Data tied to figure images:
··········
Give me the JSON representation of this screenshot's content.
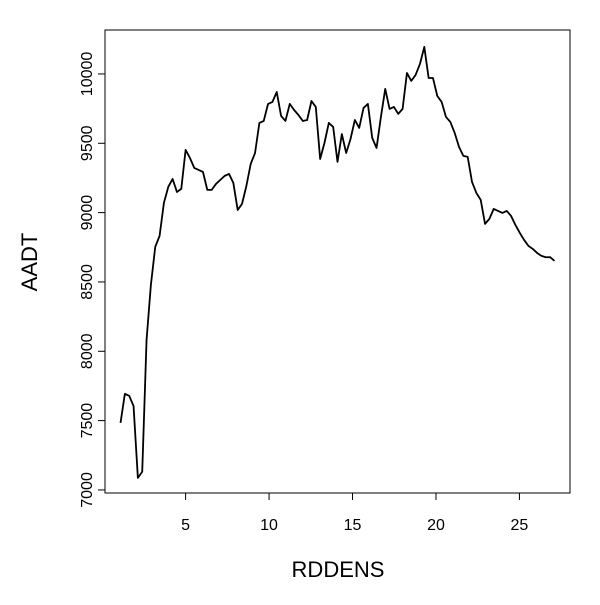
{
  "chart_data": {
    "type": "line",
    "x_label": "RDDENS",
    "y_label": "AADT",
    "x": [
      1.1,
      1.36,
      1.62,
      1.88,
      2.14,
      2.4,
      2.66,
      2.92,
      3.18,
      3.44,
      3.7,
      3.96,
      4.22,
      4.48,
      4.74,
      5.0,
      5.26,
      5.52,
      5.78,
      6.04,
      6.3,
      6.56,
      6.82,
      7.08,
      7.34,
      7.6,
      7.86,
      8.12,
      8.38,
      8.64,
      8.9,
      9.16,
      9.42,
      9.68,
      9.94,
      10.2,
      10.46,
      10.72,
      10.98,
      11.24,
      11.5,
      11.76,
      12.02,
      12.28,
      12.54,
      12.8,
      13.06,
      13.32,
      13.58,
      13.84,
      14.1,
      14.36,
      14.62,
      14.88,
      15.14,
      15.4,
      15.66,
      15.92,
      16.18,
      16.44,
      16.7,
      16.96,
      17.22,
      17.48,
      17.74,
      18.0,
      18.26,
      18.52,
      18.78,
      19.04,
      19.3,
      19.56,
      19.82,
      20.08,
      20.34,
      20.6,
      20.86,
      21.12,
      21.38,
      21.64,
      21.9,
      22.16,
      22.42,
      22.68,
      22.94,
      23.2,
      23.46,
      23.72,
      23.98,
      24.24,
      24.5,
      24.76,
      25.02,
      25.28,
      25.54,
      25.8,
      26.06,
      26.32,
      26.58,
      26.84,
      27.1
    ],
    "series": [
      {
        "color": "#000000",
        "values": [
          7484,
          7693,
          7679,
          7606,
          7087,
          7131,
          8082,
          8479,
          8753,
          8832,
          9070,
          9185,
          9243,
          9149,
          9171,
          9452,
          9394,
          9322,
          9308,
          9293,
          9164,
          9164,
          9207,
          9236,
          9265,
          9279,
          9214,
          9019,
          9063,
          9192,
          9351,
          9430,
          9647,
          9661,
          9784,
          9798,
          9870,
          9697,
          9661,
          9784,
          9740,
          9704,
          9661,
          9668,
          9805,
          9762,
          9387,
          9503,
          9647,
          9618,
          9366,
          9567,
          9430,
          9531,
          9668,
          9611,
          9755,
          9784,
          9539,
          9466,
          9690,
          9892,
          9748,
          9762,
          9712,
          9748,
          10007,
          9950,
          9993,
          10072,
          10195,
          9971,
          9971,
          9841,
          9798,
          9690,
          9654,
          9575,
          9474,
          9409,
          9402,
          9221,
          9142,
          9092,
          8919,
          8955,
          9027,
          9012,
          8998,
          9012,
          8976,
          8911,
          8854,
          8803,
          8760,
          8738,
          8709,
          8688,
          8678,
          8679,
          8652
        ]
      }
    ],
    "xlim": [
      0.17,
      28.03
    ],
    "xticks": [
      5,
      10,
      15,
      20,
      25
    ],
    "ylim": [
      6978,
      10317
    ],
    "yticks": [
      7000,
      7500,
      8000,
      8500,
      9000,
      9500,
      10000
    ]
  }
}
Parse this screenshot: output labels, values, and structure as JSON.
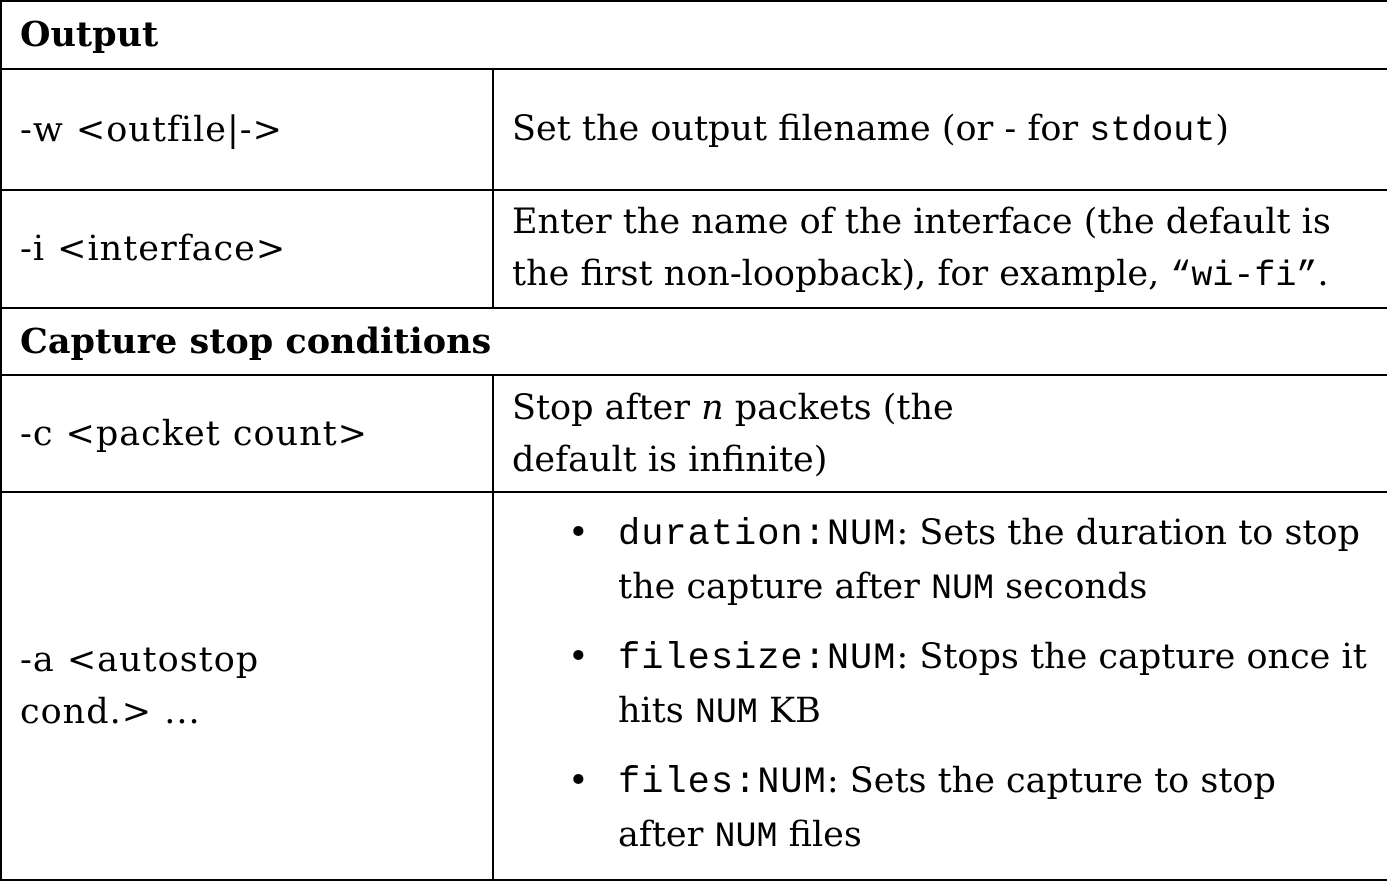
{
  "sections": {
    "output": {
      "title": "Output",
      "rows": [
        {
          "option": "-w <outfile|->",
          "desc_before": "Set the output filename (or - for ",
          "desc_code": "stdout",
          "desc_after": ")"
        },
        {
          "option": "-i <interface>",
          "desc_before": "Enter the name of the interface (the default is the first non-loopback), for example, ",
          "desc_code": "“wi-fi”",
          "desc_after": "."
        }
      ]
    },
    "capture_stop": {
      "title": "Capture stop conditions",
      "packet_count": {
        "option": "-c <packet count>",
        "desc_before": "Stop after ",
        "desc_em": "n",
        "desc_after": " packets (the default is infinite)"
      },
      "autostop": {
        "option": "-a <autostop cond.> ...",
        "items": [
          {
            "key": "duration:NUM",
            "text_a": ": Sets the duration to stop the capture after ",
            "code": "NUM",
            "text_b": " seconds"
          },
          {
            "key": "filesize:NUM",
            "text_a": ":  Stops the capture once it hits ",
            "code": "NUM",
            "text_b": " KB"
          },
          {
            "key": "files:NUM",
            "text_a": ": Sets the capture to stop after ",
            "code": "NUM",
            "text_b": " files"
          }
        ]
      }
    }
  }
}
··········
[Written task]
Transcribe the records above exactly, omitting every picture they contain.

[Solution to this problem]
Give me the JSON representation of this screenshot's content.
{
  "chart_data": {
    "type": "line",
    "x_label": "RDDENS",
    "y_label": "AADT",
    "x": [
      1.1,
      1.36,
      1.62,
      1.88,
      2.14,
      2.4,
      2.66,
      2.92,
      3.18,
      3.44,
      3.7,
      3.96,
      4.22,
      4.48,
      4.74,
      5.0,
      5.26,
      5.52,
      5.78,
      6.04,
      6.3,
      6.56,
      6.82,
      7.08,
      7.34,
      7.6,
      7.86,
      8.12,
      8.38,
      8.64,
      8.9,
      9.16,
      9.42,
      9.68,
      9.94,
      10.2,
      10.46,
      10.72,
      10.98,
      11.24,
      11.5,
      11.76,
      12.02,
      12.28,
      12.54,
      12.8,
      13.06,
      13.32,
      13.58,
      13.84,
      14.1,
      14.36,
      14.62,
      14.88,
      15.14,
      15.4,
      15.66,
      15.92,
      16.18,
      16.44,
      16.7,
      16.96,
      17.22,
      17.48,
      17.74,
      18.0,
      18.26,
      18.52,
      18.78,
      19.04,
      19.3,
      19.56,
      19.82,
      20.08,
      20.34,
      20.6,
      20.86,
      21.12,
      21.38,
      21.64,
      21.9,
      22.16,
      22.42,
      22.68,
      22.94,
      23.2,
      23.46,
      23.72,
      23.98,
      24.24,
      24.5,
      24.76,
      25.02,
      25.28,
      25.54,
      25.8,
      26.06,
      26.32,
      26.58,
      26.84,
      27.1
    ],
    "series": [
      {
        "color": "#000000",
        "values": [
          7484,
          7693,
          7679,
          7606,
          7087,
          7131,
          8082,
          8479,
          8753,
          8832,
          9070,
          9185,
          9243,
          9149,
          9171,
          9452,
          9394,
          9322,
          9308,
          9293,
          9164,
          9164,
          9207,
          9236,
          9265,
          9279,
          9214,
          9019,
          9063,
          9192,
          9351,
          9430,
          9647,
          9661,
          9784,
          9798,
          9870,
          9697,
          9661,
          9784,
          9740,
          9704,
          9661,
          9668,
          9805,
          9762,
          9387,
          9503,
          9647,
          9618,
          9366,
          9567,
          9430,
          9531,
          9668,
          9611,
          9755,
          9784,
          9539,
          9466,
          9690,
          9892,
          9748,
          9762,
          9712,
          9748,
          10007,
          9950,
          9993,
          10072,
          10195,
          9971,
          9971,
          9841,
          9798,
          9690,
          9654,
          9575,
          9474,
          9409,
          9402,
          9221,
          9142,
          9092,
          8919,
          8955,
          9027,
          9012,
          8998,
          9012,
          8976,
          8911,
          8854,
          8803,
          8760,
          8738,
          8709,
          8688,
          8678,
          8679,
          8652
        ]
      }
    ],
    "xlim": [
      0.17,
      28.03
    ],
    "xticks": [
      5,
      10,
      15,
      20,
      25
    ],
    "ylim": [
      6978,
      10317
    ],
    "yticks": [
      7000,
      7500,
      8000,
      8500,
      9000,
      9500,
      10000
    ]
  }
}
Parse this screenshot: output labels, values, and structure as JSON.
{
  "sections": {
    "output": {
      "title": "Output",
      "rows": [
        {
          "option": "-w <outfile|->",
          "desc_before": "Set the output filename (or - for ",
          "desc_code": "stdout",
          "desc_after": ")"
        },
        {
          "option": "-i <interface>",
          "desc_before": "Enter the name of the interface (the default is the first non-loopback), for example, ",
          "desc_code": "“wi-fi”",
          "desc_after": "."
        }
      ]
    },
    "capture_stop": {
      "title": "Capture stop conditions",
      "packet_count": {
        "option": "-c <packet count>",
        "desc_before": "Stop after ",
        "desc_em": "n",
        "desc_after": " packets (the default is infinite)"
      },
      "autostop": {
        "option": "-a <autostop cond.> ...",
        "items": [
          {
            "key": "duration:NUM",
            "text_a": ": Sets the duration to stop the capture after ",
            "code": "NUM",
            "text_b": " seconds"
          },
          {
            "key": "filesize:NUM",
            "text_a": ":  Stops the capture once it hits ",
            "code": "NUM",
            "text_b": " KB"
          },
          {
            "key": "files:NUM",
            "text_a": ": Sets the capture to stop after ",
            "code": "NUM",
            "text_b": " files"
          }
        ]
      }
    }
  }
}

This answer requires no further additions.